• [Work to complete]
Copy out all lines that carry the word "FUNDAMENTALS".

• [Records to use]
*-*-*
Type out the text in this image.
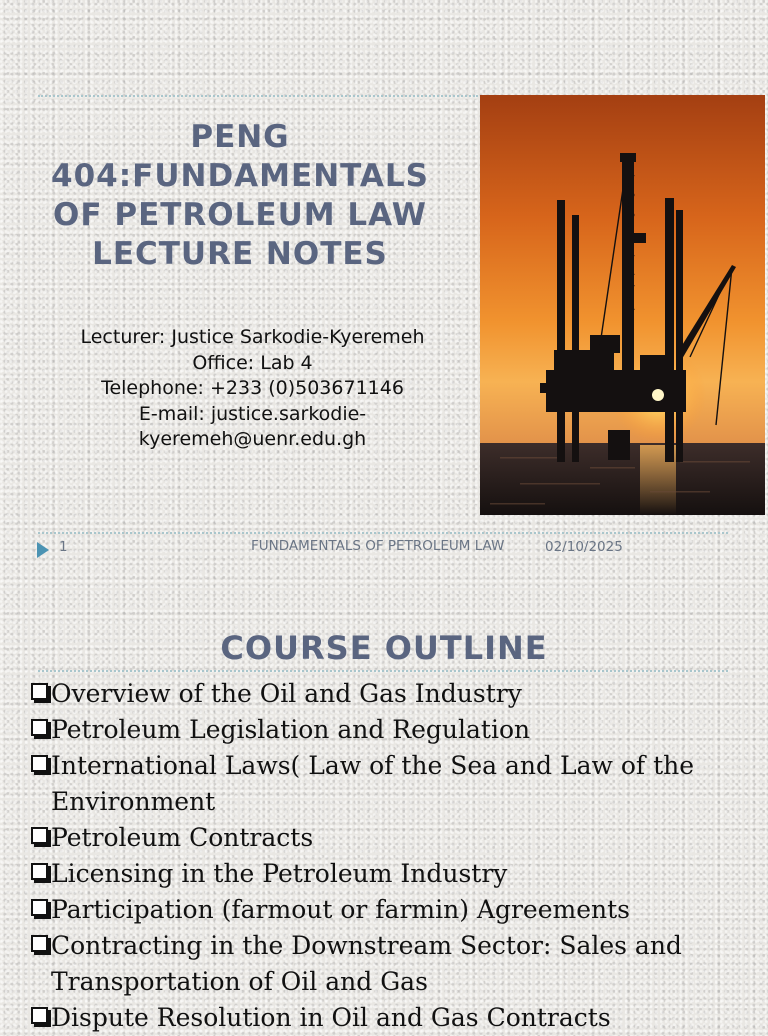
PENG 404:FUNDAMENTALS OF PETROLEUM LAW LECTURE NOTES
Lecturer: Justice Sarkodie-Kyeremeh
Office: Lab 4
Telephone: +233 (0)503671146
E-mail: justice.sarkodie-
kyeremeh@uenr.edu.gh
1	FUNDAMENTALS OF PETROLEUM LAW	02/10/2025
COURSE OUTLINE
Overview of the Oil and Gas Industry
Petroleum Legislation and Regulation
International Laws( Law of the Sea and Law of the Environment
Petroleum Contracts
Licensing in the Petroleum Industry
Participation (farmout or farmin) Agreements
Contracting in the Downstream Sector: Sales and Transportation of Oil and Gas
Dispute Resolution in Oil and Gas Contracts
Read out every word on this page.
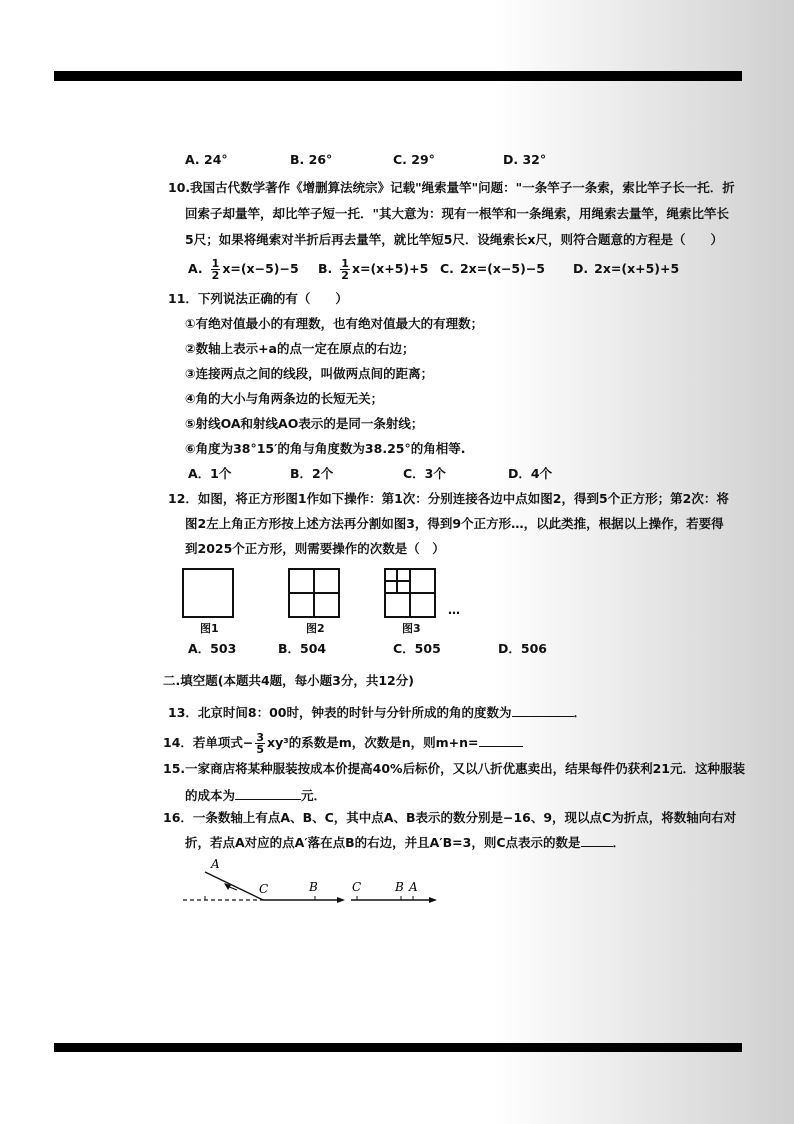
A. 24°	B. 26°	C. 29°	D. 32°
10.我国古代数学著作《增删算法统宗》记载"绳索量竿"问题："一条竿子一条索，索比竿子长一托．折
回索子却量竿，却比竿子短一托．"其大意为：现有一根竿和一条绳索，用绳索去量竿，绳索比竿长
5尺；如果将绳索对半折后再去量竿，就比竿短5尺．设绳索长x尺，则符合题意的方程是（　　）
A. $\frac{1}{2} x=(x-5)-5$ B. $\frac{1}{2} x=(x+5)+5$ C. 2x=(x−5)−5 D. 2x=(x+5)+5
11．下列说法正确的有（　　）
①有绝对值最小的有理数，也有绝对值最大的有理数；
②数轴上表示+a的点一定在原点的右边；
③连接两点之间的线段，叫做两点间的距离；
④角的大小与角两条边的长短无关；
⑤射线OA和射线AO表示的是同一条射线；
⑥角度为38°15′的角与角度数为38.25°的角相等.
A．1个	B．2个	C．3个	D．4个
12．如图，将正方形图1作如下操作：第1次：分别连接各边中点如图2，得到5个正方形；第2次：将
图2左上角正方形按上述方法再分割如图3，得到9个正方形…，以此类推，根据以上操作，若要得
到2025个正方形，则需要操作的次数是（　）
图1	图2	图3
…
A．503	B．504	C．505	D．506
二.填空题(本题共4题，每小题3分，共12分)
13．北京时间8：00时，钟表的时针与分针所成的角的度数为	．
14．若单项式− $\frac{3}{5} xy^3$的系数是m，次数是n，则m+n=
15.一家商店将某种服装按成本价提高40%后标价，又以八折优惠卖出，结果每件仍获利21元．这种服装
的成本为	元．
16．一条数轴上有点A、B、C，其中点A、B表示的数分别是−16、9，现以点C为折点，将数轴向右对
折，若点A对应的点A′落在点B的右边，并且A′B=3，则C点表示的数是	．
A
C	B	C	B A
*-*-*
• [Written solution]
PENG 404:FUNDAMENTALS OF PETROLEUM LAW LECTURE NOTES
1	FUNDAMENTALS OF PETROLEUM LAW	02/10/2025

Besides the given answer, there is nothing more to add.